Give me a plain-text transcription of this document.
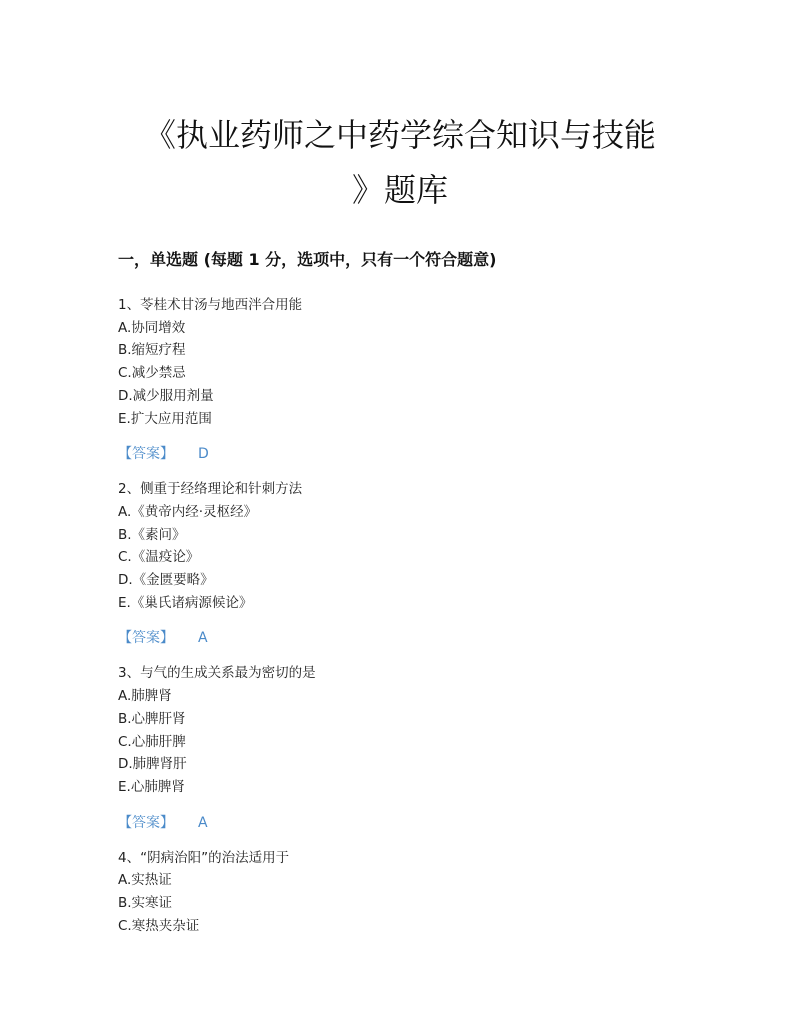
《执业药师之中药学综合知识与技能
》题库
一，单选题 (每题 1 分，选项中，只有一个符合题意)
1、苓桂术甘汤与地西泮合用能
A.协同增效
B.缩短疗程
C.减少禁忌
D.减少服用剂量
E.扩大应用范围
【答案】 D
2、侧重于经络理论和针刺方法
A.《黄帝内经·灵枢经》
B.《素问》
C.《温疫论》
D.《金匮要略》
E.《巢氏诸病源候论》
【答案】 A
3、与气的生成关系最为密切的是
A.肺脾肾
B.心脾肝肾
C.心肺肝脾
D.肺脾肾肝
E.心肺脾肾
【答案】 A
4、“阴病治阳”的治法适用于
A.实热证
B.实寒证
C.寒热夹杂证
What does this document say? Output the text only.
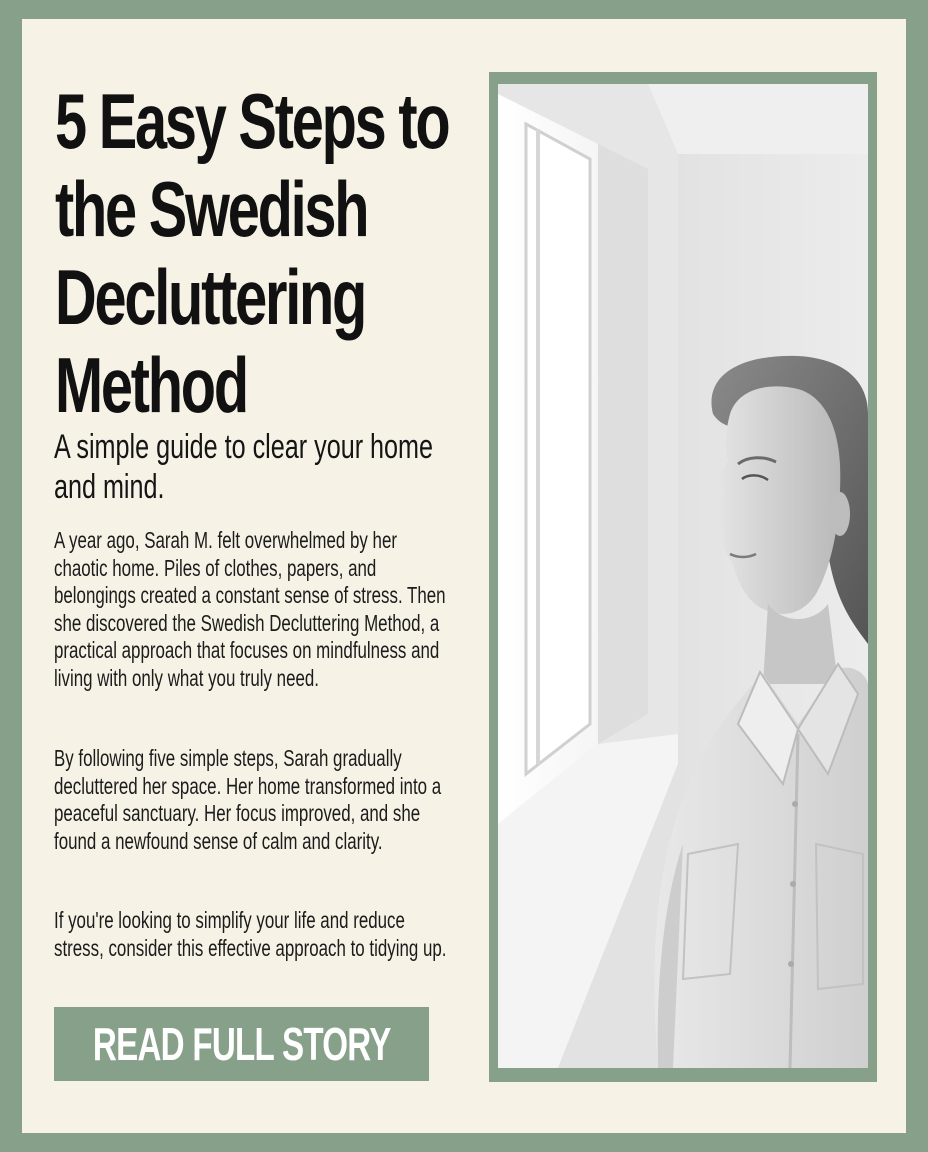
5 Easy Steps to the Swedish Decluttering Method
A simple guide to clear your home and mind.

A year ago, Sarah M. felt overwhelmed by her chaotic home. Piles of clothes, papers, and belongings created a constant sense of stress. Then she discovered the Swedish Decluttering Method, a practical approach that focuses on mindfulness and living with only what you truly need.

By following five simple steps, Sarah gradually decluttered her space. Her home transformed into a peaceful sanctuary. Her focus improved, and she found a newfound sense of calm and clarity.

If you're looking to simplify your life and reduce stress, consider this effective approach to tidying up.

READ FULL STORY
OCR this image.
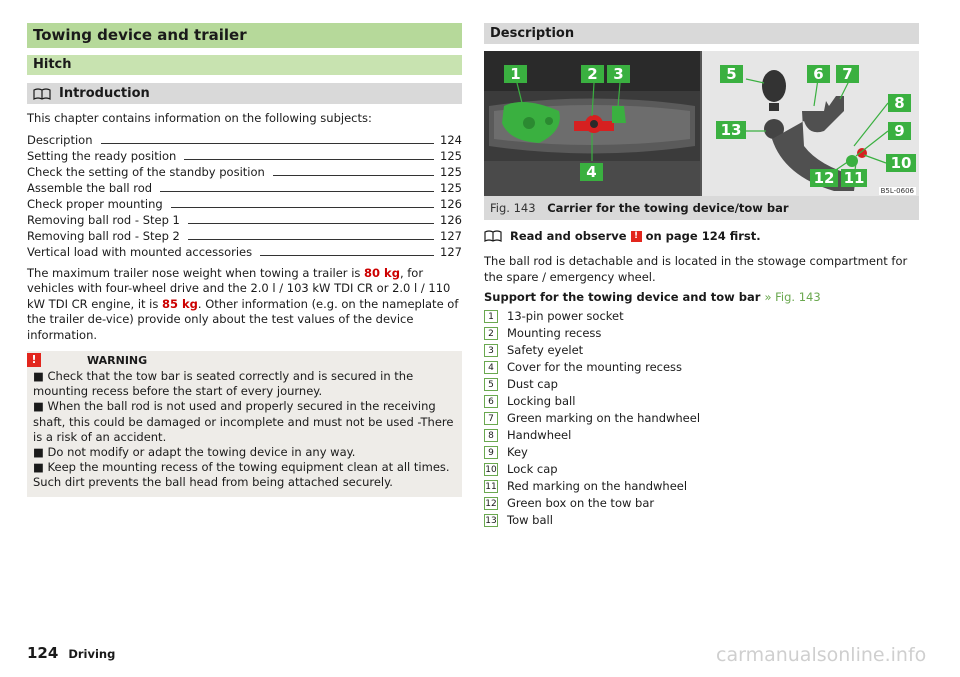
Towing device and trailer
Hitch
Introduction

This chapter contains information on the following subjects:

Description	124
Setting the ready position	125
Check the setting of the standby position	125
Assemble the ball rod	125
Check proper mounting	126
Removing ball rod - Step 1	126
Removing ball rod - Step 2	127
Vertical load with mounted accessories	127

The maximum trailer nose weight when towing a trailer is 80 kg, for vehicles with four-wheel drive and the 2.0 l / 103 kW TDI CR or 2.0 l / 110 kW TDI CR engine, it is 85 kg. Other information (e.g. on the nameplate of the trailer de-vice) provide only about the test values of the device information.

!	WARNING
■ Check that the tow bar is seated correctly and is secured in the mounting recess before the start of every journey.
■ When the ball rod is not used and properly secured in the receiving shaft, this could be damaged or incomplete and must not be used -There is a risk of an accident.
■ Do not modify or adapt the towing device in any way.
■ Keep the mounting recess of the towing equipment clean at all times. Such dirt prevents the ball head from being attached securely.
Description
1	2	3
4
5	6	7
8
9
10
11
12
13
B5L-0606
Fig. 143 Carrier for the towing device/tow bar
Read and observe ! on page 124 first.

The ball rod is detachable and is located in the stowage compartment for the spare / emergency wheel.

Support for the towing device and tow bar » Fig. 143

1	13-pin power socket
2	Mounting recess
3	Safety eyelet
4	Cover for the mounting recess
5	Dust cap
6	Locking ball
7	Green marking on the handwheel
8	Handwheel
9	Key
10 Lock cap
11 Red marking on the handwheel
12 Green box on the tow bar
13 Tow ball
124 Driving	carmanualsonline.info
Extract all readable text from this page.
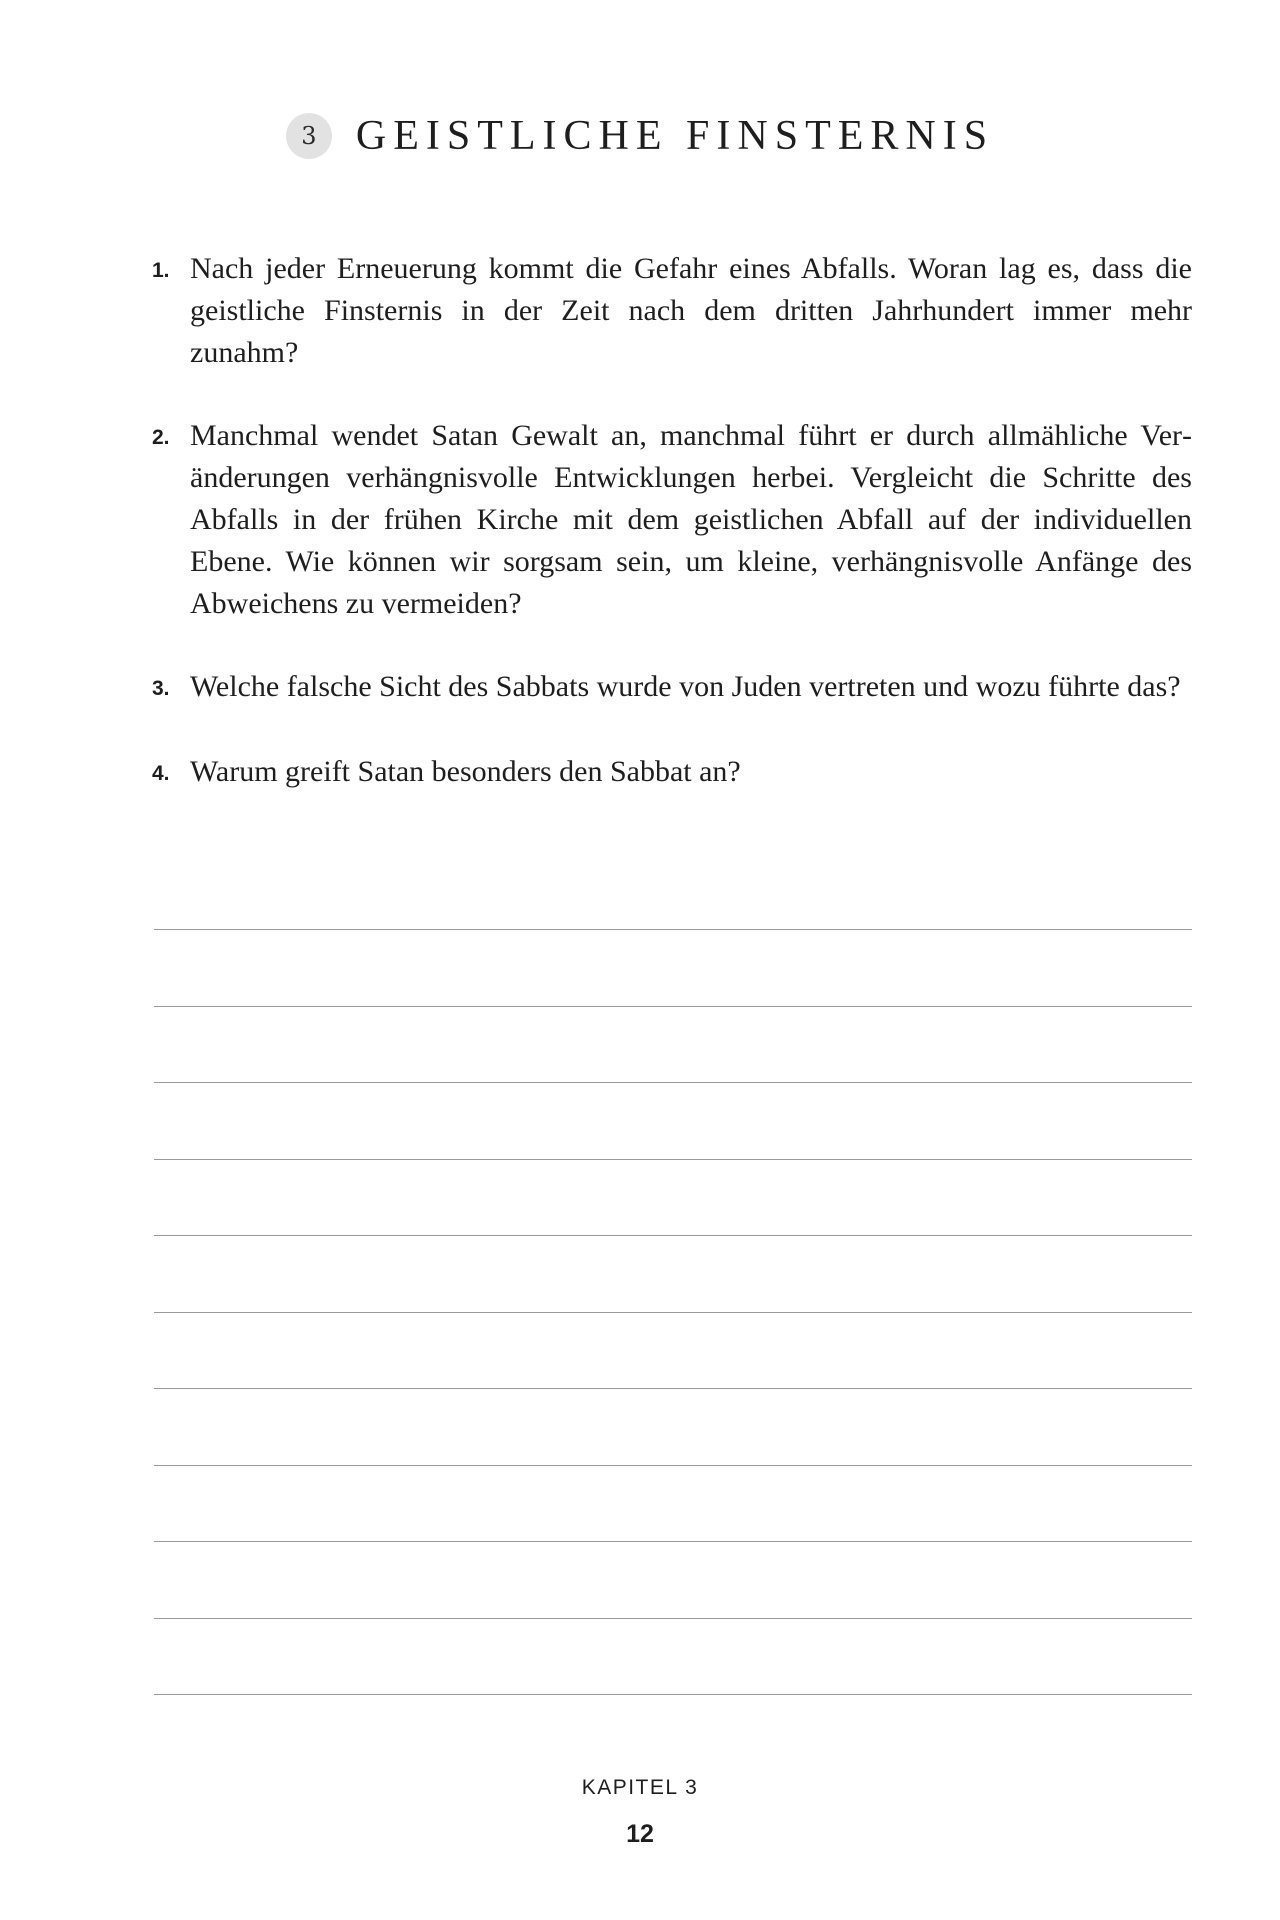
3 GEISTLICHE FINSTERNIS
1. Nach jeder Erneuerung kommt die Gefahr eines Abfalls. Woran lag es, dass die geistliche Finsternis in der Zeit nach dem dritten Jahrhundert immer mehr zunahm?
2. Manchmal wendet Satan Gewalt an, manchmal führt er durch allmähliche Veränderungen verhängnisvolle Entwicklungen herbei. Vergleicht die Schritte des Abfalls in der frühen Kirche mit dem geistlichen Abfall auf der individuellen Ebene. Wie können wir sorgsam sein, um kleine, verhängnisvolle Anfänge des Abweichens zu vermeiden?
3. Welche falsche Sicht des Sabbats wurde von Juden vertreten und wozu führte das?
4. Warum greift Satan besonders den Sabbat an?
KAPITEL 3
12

## THE REQUEST
Pictures in the records above should not be copied. Repeat everything else exactly.

## OUTPUT OF THE TASK
Give me a plain-text transcription of this document.
《执业药师之中药学综合知识与技能
》题库
一，单选题 (每题 1 分，选项中，只有一个符合题意)
1、苓桂术甘汤与地西泮合用能
A.协同增效
B.缩短疗程
C.减少禁忌
D.减少服用剂量
E.扩大应用范围
【答案】 D
2、侧重于经络理论和针刺方法
A.《黄帝内经·灵枢经》
B.《素问》
C.《温疫论》
D.《金匮要略》
E.《巢氏诸病源候论》
【答案】 A
3、与气的生成关系最为密切的是
A.肺脾肾
B.心脾肝肾
C.心肺肝脾
D.肺脾肾肝
E.心肺脾肾
【答案】 A
4、“阴病治阳”的治法适用于
A.实热证
B.实寒证
C.寒热夹杂证
What does this document say? Output the text only.
5 Easy Steps to the Swedish Decluttering Method
A simple guide to clear your home and mind.

A year ago, Sarah M. felt overwhelmed by her chaotic home. Piles of clothes, papers, and belongings created a constant sense of stress. Then she discovered the Swedish Decluttering Method, a practical approach that focuses on mindfulness and living with only what you truly need.

By following five simple steps, Sarah gradually decluttered her space. Her home transformed into a peaceful sanctuary. Her focus improved, and she found a newfound sense of calm and clarity.

If you're looking to simplify your life and reduce stress, consider this effective approach to tidying up.

READ FULL STORY
OCR this image.
Towing device and trailer
Hitch
Introduction

This chapter contains information on the following subjects:

Description	124
Setting the ready position	125
Check the setting of the standby position	125
Assemble the ball rod	125
Check proper mounting	126
Removing ball rod - Step 1	126
Removing ball rod - Step 2	127
Vertical load with mounted accessories	127

The maximum trailer nose weight when towing a trailer is 80 kg, for vehicles with four-wheel drive and the 2.0 l / 103 kW TDI CR or 2.0 l / 110 kW TDI CR engine, it is 85 kg. Other information (e.g. on the nameplate of the trailer de-vice) provide only about the test values of the device information.

!	WARNING
■ Check that the tow bar is seated correctly and is secured in the mounting recess before the start of every journey.
■ When the ball rod is not used and properly secured in the receiving shaft, this could be damaged or incomplete and must not be used -There is a risk of an accident.
■ Do not modify or adapt the towing device in any way.
■ Keep the mounting recess of the towing equipment clean at all times. Such dirt prevents the ball head from being attached securely.
Description
1	2	3
4
5	6	7
8
9
10
11
12
13
B5L-0606
Fig. 143 Carrier for the towing device/tow bar
Read and observe ! on page 124 first.

The ball rod is detachable and is located in the stowage compartment for the spare / emergency wheel.

Support for the towing device and tow bar » Fig. 143

1	13-pin power socket
2	Mounting recess
3	Safety eyelet
4	Cover for the mounting recess
5	Dust cap
6	Locking ball
7	Green marking on the handwheel
8	Handwheel
9	Key
10 Lock cap
11 Red marking on the handwheel
12 Green box on the tow bar
13 Tow ball
124 Driving	carmanualsonline.info
Extract all readable text from this page.
3 GEISTLICHE FINSTERNIS
1. Nach jeder Erneuerung kommt die Gefahr eines Abfalls. Woran lag es, dass die geistliche Finsternis in der Zeit nach dem dritten Jahrhundert immer mehr zunahm?
2. Manchmal wendet Satan Gewalt an, manchmal führt er durch allmähliche Veränderungen verhängnisvolle Entwicklungen herbei. Vergleicht die Schritte des Abfalls in der frühen Kirche mit dem geistlichen Abfall auf der individuellen Ebene. Wie können wir sorgsam sein, um kleine, verhängnisvolle Anfänge des Abweichens zu vermeiden?
3. Welche falsche Sicht des Sabbats wurde von Juden vertreten und wozu führte das?
4. Warum greift Satan besonders den Sabbat an?
KAPITEL 3
12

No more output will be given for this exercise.